Collected data entries:
╭──
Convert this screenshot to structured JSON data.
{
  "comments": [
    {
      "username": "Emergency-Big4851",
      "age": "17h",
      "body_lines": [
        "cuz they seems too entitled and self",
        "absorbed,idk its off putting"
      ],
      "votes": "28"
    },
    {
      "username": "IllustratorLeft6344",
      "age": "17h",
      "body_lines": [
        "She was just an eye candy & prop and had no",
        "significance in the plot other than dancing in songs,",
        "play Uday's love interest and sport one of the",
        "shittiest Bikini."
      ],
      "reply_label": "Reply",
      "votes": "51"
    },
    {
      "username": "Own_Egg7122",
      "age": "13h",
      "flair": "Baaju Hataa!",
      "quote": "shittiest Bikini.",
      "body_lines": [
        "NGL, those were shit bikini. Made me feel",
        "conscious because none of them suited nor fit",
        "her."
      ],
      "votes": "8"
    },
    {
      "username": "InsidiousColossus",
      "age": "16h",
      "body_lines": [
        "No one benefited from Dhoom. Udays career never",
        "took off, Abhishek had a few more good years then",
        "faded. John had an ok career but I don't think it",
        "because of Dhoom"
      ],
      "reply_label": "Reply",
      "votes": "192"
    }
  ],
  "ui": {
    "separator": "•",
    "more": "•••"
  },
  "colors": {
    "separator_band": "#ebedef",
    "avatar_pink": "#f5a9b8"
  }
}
╰──
╭──
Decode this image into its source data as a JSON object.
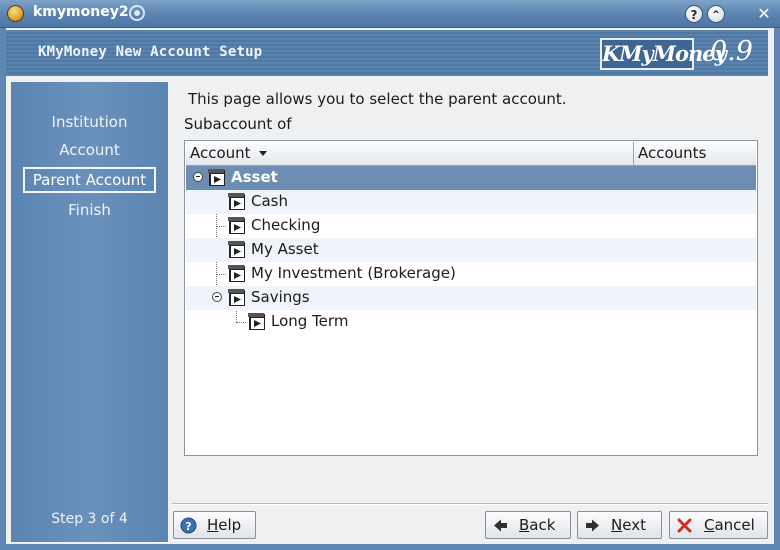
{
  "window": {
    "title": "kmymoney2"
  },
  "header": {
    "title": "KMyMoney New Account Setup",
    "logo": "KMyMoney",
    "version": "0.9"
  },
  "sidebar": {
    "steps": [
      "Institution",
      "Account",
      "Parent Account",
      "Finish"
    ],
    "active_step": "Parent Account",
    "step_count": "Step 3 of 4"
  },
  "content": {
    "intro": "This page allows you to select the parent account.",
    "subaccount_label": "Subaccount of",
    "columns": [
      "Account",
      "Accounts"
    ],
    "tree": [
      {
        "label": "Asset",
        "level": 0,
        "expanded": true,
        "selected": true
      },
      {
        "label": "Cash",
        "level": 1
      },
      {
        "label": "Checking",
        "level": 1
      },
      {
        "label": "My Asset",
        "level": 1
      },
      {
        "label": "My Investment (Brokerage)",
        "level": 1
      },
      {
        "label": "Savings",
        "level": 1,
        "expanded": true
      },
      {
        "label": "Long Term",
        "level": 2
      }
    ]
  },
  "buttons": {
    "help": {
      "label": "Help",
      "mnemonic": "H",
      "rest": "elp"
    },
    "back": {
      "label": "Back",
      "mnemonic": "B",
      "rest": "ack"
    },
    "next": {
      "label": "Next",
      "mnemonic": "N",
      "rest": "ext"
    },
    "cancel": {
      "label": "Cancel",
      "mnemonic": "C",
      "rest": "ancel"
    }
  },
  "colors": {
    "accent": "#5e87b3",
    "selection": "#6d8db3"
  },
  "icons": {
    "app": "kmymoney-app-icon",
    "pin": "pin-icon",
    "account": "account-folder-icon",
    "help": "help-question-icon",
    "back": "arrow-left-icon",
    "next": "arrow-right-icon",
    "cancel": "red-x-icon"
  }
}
╰──
Pull out all lines from the listing that contain the string "because".

        "conscious because none of them suited nor fit",
        "because of Dhoom"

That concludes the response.